_DIRECTIVE_
Pull out every line below containing the word "change".

>> START

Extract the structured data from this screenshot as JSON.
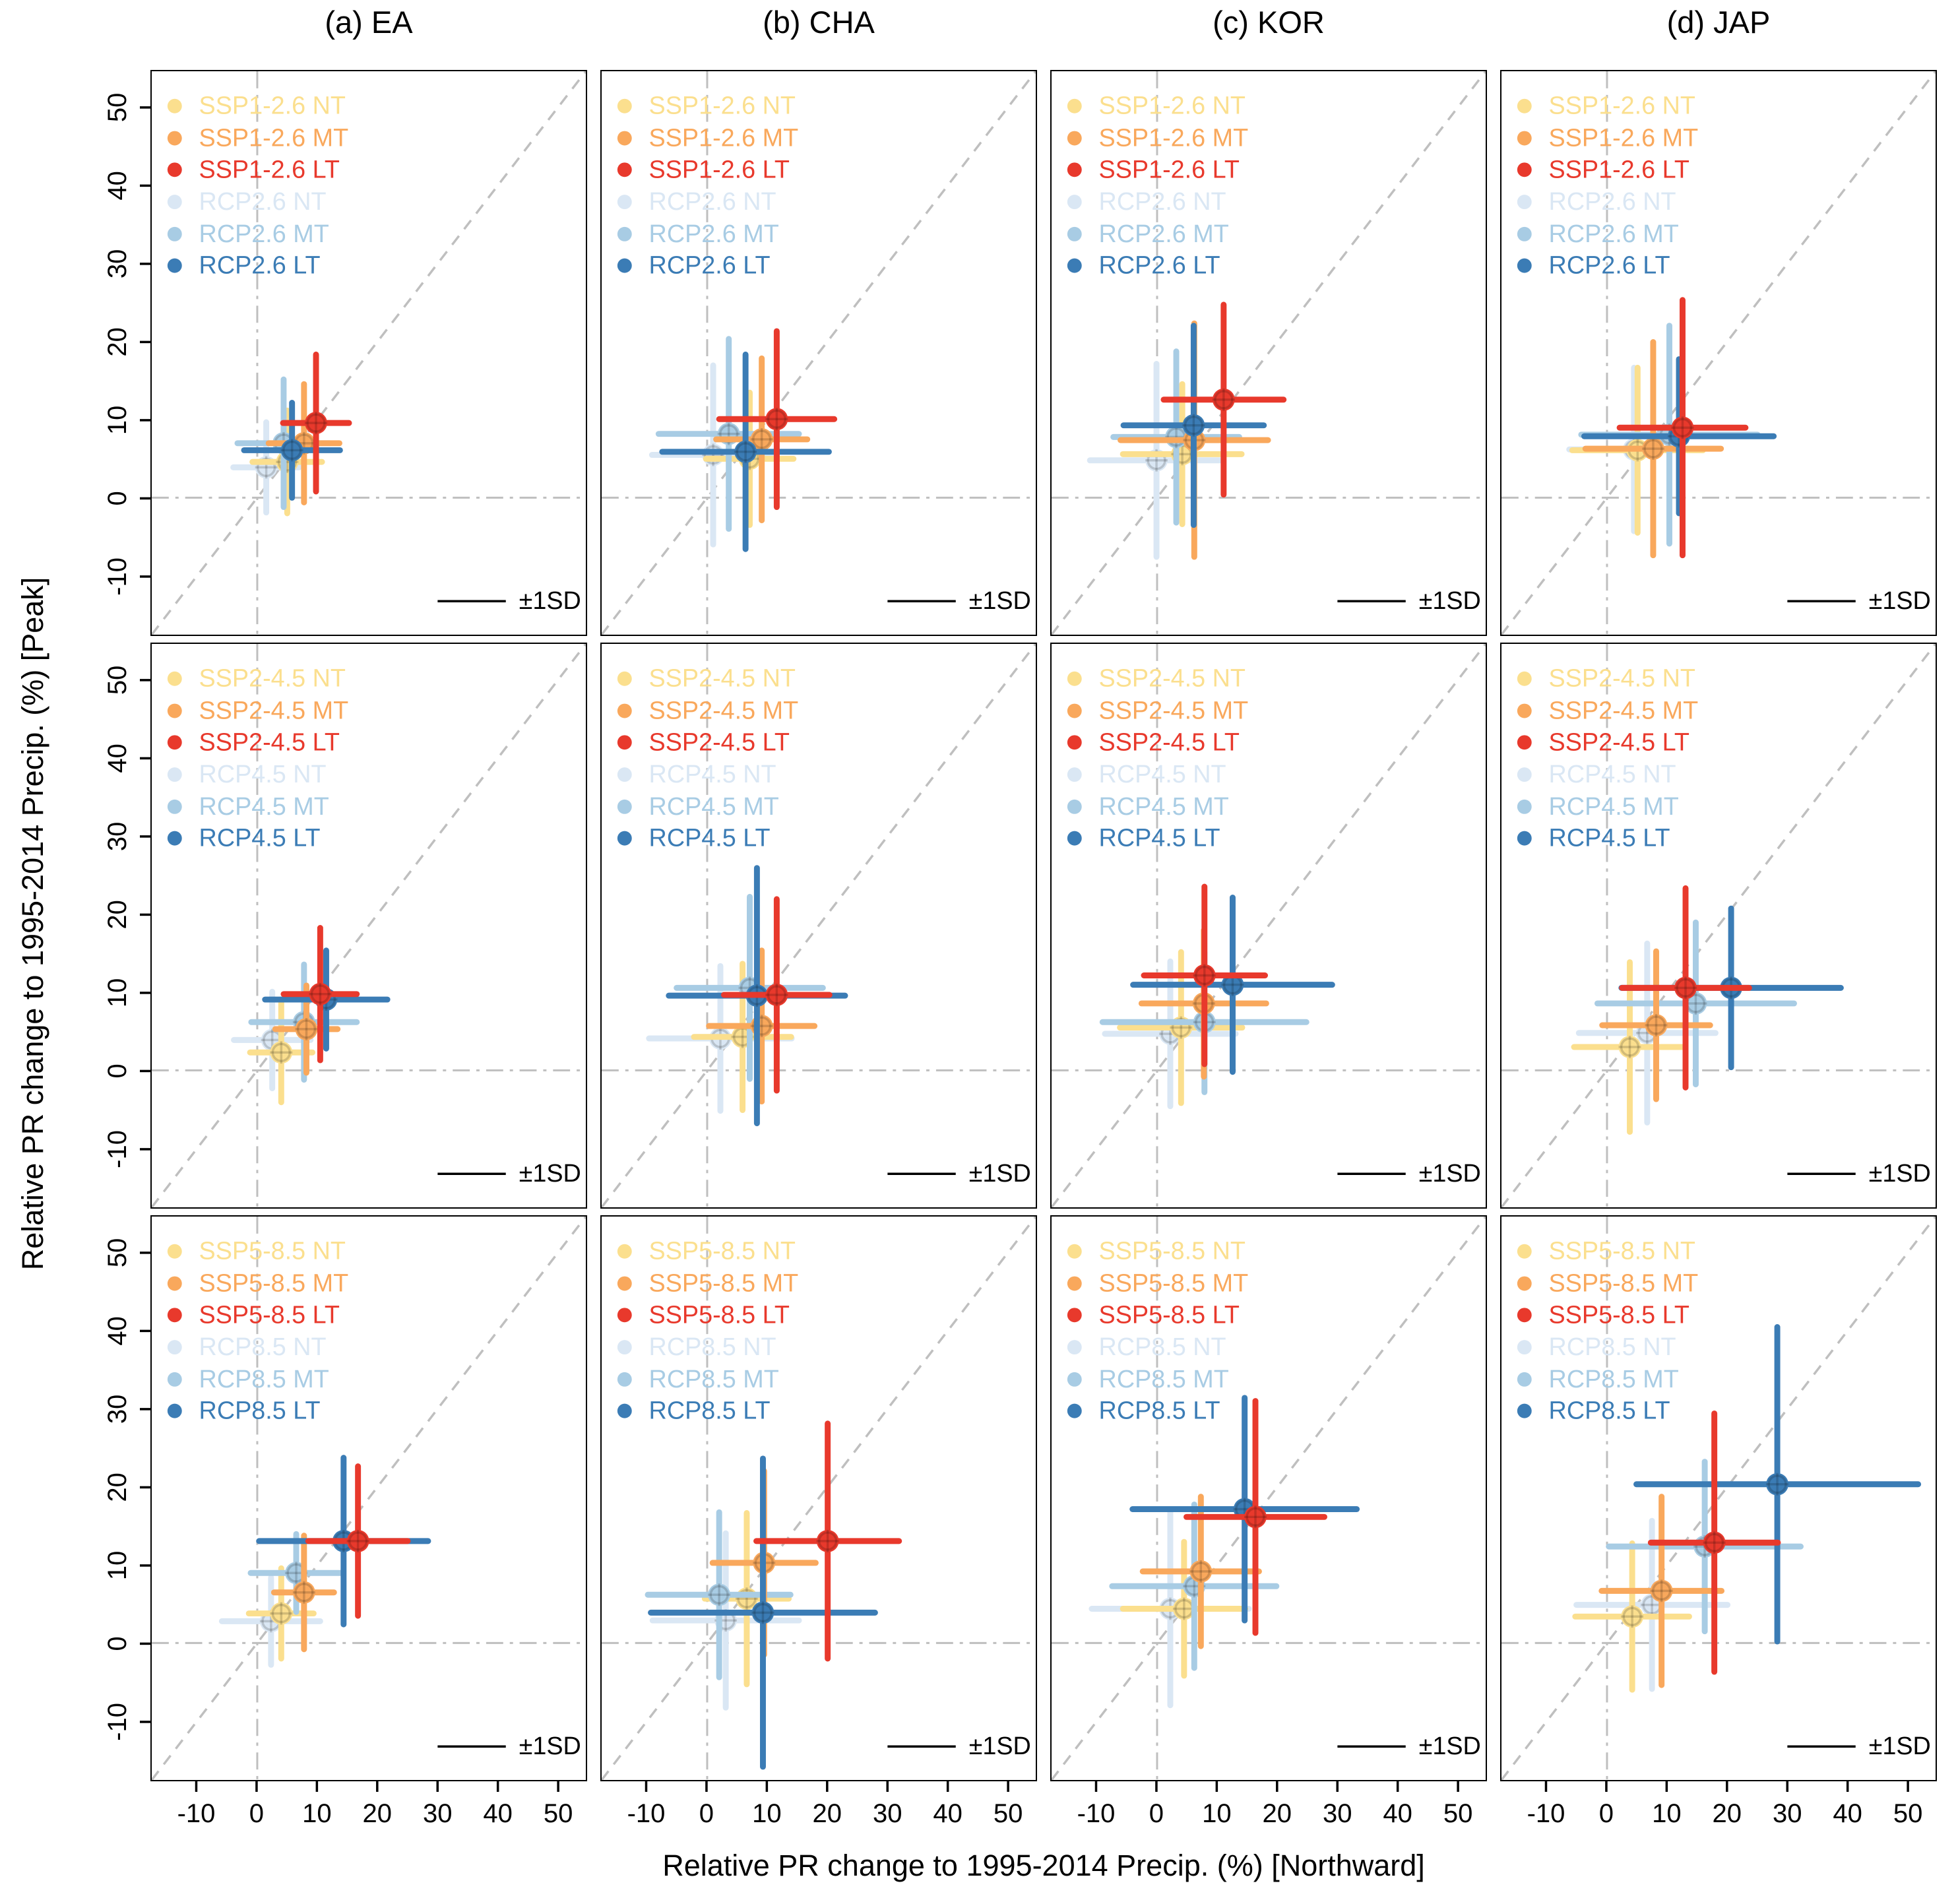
{
  "xlabel": "Relative PR change to 1995-2014 Precip. (%) [Northward]",
  "ylabel": "Relative PR change to 1995-2014 Precip. (%) [Peak]",
  "sd_label": "±1SD",
  "colors": {
    "ssp_nt": "#FBDF8E",
    "ssp_mt": "#F9A85C",
    "ssp_lt": "#E8392C",
    "rcp_nt": "#DAE7F4",
    "rcp_mt": "#A8CCE4",
    "rcp_lt": "#3B7CB5",
    "ref_line": "#BFBFBF",
    "diag_line": "#BFBFBF",
    "axis": "#000000"
  },
  "chart_data": {
    "type": "scatter",
    "marker": "circle-with-cross",
    "error_bars": "±1SD in x and y",
    "grid": "dash-dot zero lines + 1:1 dashed diagonal per panel",
    "axis_range": [
      -17.6,
      54.8
    ],
    "ticks": [
      -10,
      0,
      10,
      20,
      30,
      40,
      50
    ],
    "tick_labels": [
      "-10",
      "0",
      "10",
      "20",
      "30",
      "40",
      "50"
    ],
    "legend_position": "top-left of each panel",
    "columns": [
      "EA",
      "CHA",
      "KOR",
      "JAP"
    ],
    "column_titles": [
      "(a) EA",
      "(b) CHA",
      "(c) KOR",
      "(d) JAP"
    ],
    "draw_order": [
      "rcp_nt",
      "ssp_nt",
      "rcp_mt",
      "ssp_mt",
      "rcp_lt",
      "ssp_lt"
    ],
    "legend_order": [
      "ssp_nt",
      "ssp_mt",
      "ssp_lt",
      "rcp_nt",
      "rcp_mt",
      "rcp_lt"
    ],
    "value_format": "[x, y, sd_x, sd_y] in % change",
    "rows": [
      {
        "scenario_ssp": "SSP1-2.6",
        "scenario_rcp": "RCP2.6",
        "legend": {
          "ssp_nt": "SSP1-2.6 NT",
          "ssp_mt": "SSP1-2.6 MT",
          "ssp_lt": "SSP1-2.6 LT",
          "rcp_nt": "RCP2.6 NT",
          "rcp_mt": "RCP2.6 MT",
          "rcp_lt": "RCP2.6 LT"
        },
        "panels": {
          "EA": {
            "ssp_nt": [
              5.0,
              4.6,
              5.8,
              6.6
            ],
            "ssp_mt": [
              7.8,
              7.0,
              5.9,
              7.6
            ],
            "ssp_lt": [
              9.8,
              9.6,
              5.5,
              8.8
            ],
            "rcp_nt": [
              1.5,
              3.9,
              5.5,
              5.8
            ],
            "rcp_mt": [
              4.4,
              7.0,
              7.7,
              8.2
            ],
            "rcp_lt": [
              5.8,
              6.1,
              8.0,
              6.1
            ]
          },
          "CHA": {
            "ssp_nt": [
              7.1,
              5.0,
              7.3,
              8.5
            ],
            "ssp_mt": [
              9.1,
              7.5,
              7.6,
              10.4
            ],
            "ssp_lt": [
              11.6,
              10.1,
              9.6,
              11.3
            ],
            "rcp_nt": [
              1.0,
              5.5,
              10.2,
              11.5
            ],
            "rcp_mt": [
              3.6,
              8.2,
              11.7,
              12.2
            ],
            "rcp_lt": [
              6.4,
              5.9,
              13.9,
              12.5
            ]
          },
          "KOR": {
            "ssp_nt": [
              4.2,
              5.6,
              9.9,
              9.0
            ],
            "ssp_mt": [
              6.2,
              7.4,
              12.3,
              15.0
            ],
            "ssp_lt": [
              11.1,
              12.6,
              10.0,
              12.2
            ],
            "rcp_nt": [
              -0.1,
              4.8,
              11.1,
              12.4
            ],
            "rcp_mt": [
              3.2,
              7.8,
              10.5,
              11.0
            ],
            "rcp_lt": [
              6.1,
              9.3,
              11.7,
              12.8
            ]
          },
          "JAP": {
            "ssp_nt": [
              5.1,
              6.1,
              10.9,
              10.6
            ],
            "ssp_mt": [
              7.7,
              6.3,
              11.3,
              13.7
            ],
            "ssp_lt": [
              12.6,
              9.0,
              10.5,
              16.4
            ],
            "rcp_nt": [
              4.5,
              6.2,
              10.8,
              10.5
            ],
            "rcp_mt": [
              10.4,
              8.1,
              14.7,
              14.0
            ],
            "rcp_lt": [
              12.0,
              7.9,
              15.8,
              9.9
            ]
          }
        }
      },
      {
        "scenario_ssp": "SSP2-4.5",
        "scenario_rcp": "RCP4.5",
        "legend": {
          "ssp_nt": "SSP2-4.5 NT",
          "ssp_mt": "SSP2-4.5 MT",
          "ssp_lt": "SSP2-4.5 LT",
          "rcp_nt": "RCP4.5 NT",
          "rcp_mt": "RCP4.5 MT",
          "rcp_lt": "RCP4.5 LT"
        },
        "panels": {
          "EA": {
            "ssp_nt": [
              4.0,
              2.3,
              5.2,
              6.4
            ],
            "ssp_mt": [
              8.2,
              5.3,
              5.2,
              5.6
            ],
            "ssp_lt": [
              10.5,
              9.8,
              6.1,
              8.5
            ],
            "rcp_nt": [
              2.5,
              3.9,
              6.4,
              6.2
            ],
            "rcp_mt": [
              7.8,
              6.2,
              8.8,
              7.4
            ],
            "rcp_lt": [
              11.5,
              9.1,
              10.2,
              6.3
            ]
          },
          "CHA": {
            "ssp_nt": [
              5.9,
              4.3,
              8.1,
              9.4
            ],
            "ssp_mt": [
              9.1,
              5.7,
              8.8,
              9.7
            ],
            "ssp_lt": [
              11.6,
              9.7,
              8.8,
              12.3
            ],
            "rcp_nt": [
              2.2,
              4.1,
              11.9,
              9.3
            ],
            "rcp_mt": [
              7.1,
              10.6,
              12.2,
              11.7
            ],
            "rcp_lt": [
              8.3,
              9.6,
              14.7,
              16.4
            ]
          },
          "KOR": {
            "ssp_nt": [
              4.0,
              5.5,
              10.2,
              9.7
            ],
            "ssp_mt": [
              7.8,
              8.6,
              10.4,
              9.4
            ],
            "ssp_lt": [
              7.9,
              12.2,
              10.1,
              11.4
            ],
            "rcp_nt": [
              2.2,
              4.7,
              10.9,
              9.3
            ],
            "rcp_mt": [
              7.9,
              6.2,
              17.0,
              9.0
            ],
            "rcp_lt": [
              12.6,
              11.0,
              16.6,
              11.2
            ]
          },
          "JAP": {
            "ssp_nt": [
              3.8,
              3.0,
              9.3,
              10.9
            ],
            "ssp_mt": [
              8.2,
              5.8,
              9.0,
              9.5
            ],
            "ssp_lt": [
              13.1,
              10.6,
              10.6,
              12.8
            ],
            "rcp_nt": [
              6.7,
              4.8,
              11.4,
              11.5
            ],
            "rcp_mt": [
              14.8,
              8.6,
              16.4,
              10.4
            ],
            "rcp_lt": [
              20.7,
              10.6,
              18.3,
              10.2
            ]
          }
        }
      },
      {
        "scenario_ssp": "SSP5-8.5",
        "scenario_rcp": "RCP8.5",
        "legend": {
          "ssp_nt": "SSP5-8.5 NT",
          "ssp_mt": "SSP5-8.5 MT",
          "ssp_lt": "SSP5-8.5 LT",
          "rcp_nt": "RCP8.5 NT",
          "rcp_mt": "RCP8.5 MT",
          "rcp_lt": "RCP8.5 LT"
        },
        "panels": {
          "EA": {
            "ssp_nt": [
              4.0,
              3.8,
              5.4,
              5.8
            ],
            "ssp_mt": [
              7.8,
              6.5,
              5.0,
              7.3
            ],
            "ssp_lt": [
              16.8,
              13.1,
              8.3,
              9.6
            ],
            "rcp_nt": [
              2.3,
              2.8,
              8.2,
              5.6
            ],
            "rcp_mt": [
              6.5,
              9.0,
              7.6,
              5.0
            ],
            "rcp_lt": [
              14.4,
              13.1,
              14.1,
              10.7
            ]
          },
          "CHA": {
            "ssp_nt": [
              6.6,
              5.7,
              7.0,
              11.0
            ],
            "ssp_mt": [
              9.5,
              10.3,
              8.6,
              11.8
            ],
            "ssp_lt": [
              20.1,
              13.1,
              11.9,
              15.1
            ],
            "rcp_nt": [
              3.1,
              2.9,
              12.2,
              11.2
            ],
            "rcp_mt": [
              2.0,
              6.2,
              11.9,
              10.6
            ],
            "rcp_lt": [
              9.3,
              3.9,
              18.7,
              19.8
            ]
          },
          "KOR": {
            "ssp_nt": [
              4.5,
              4.4,
              10.2,
              8.6
            ],
            "ssp_mt": [
              7.3,
              9.2,
              9.7,
              9.6
            ],
            "ssp_lt": [
              16.4,
              16.2,
              11.5,
              14.9
            ],
            "rcp_nt": [
              2.2,
              4.4,
              13.1,
              12.4
            ],
            "rcp_mt": [
              6.2,
              7.3,
              13.7,
              10.5
            ],
            "rcp_lt": [
              14.6,
              17.2,
              18.7,
              14.3
            ]
          },
          "JAP": {
            "ssp_nt": [
              4.2,
              3.4,
              9.5,
              9.4
            ],
            "ssp_mt": [
              9.1,
              6.7,
              10.0,
              12.1
            ],
            "ssp_lt": [
              17.9,
              12.9,
              10.6,
              16.6
            ],
            "rcp_nt": [
              7.5,
              4.9,
              12.6,
              10.8
            ],
            "rcp_mt": [
              16.3,
              12.4,
              16.0,
              10.9
            ],
            "rcp_lt": [
              28.4,
              20.4,
              23.5,
              20.2
            ]
          }
        }
      }
    ]
  }
}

>> END

_SOLUTION FOR THIS PROBLEM_
  "xlabel": "Relative PR change to 1995-2014 Precip. (%) [Northward]",
  "ylabel": "Relative PR change to 1995-2014 Precip. (%) [Peak]",
    "value_format": "[x, y, sd_x, sd_y] in % change",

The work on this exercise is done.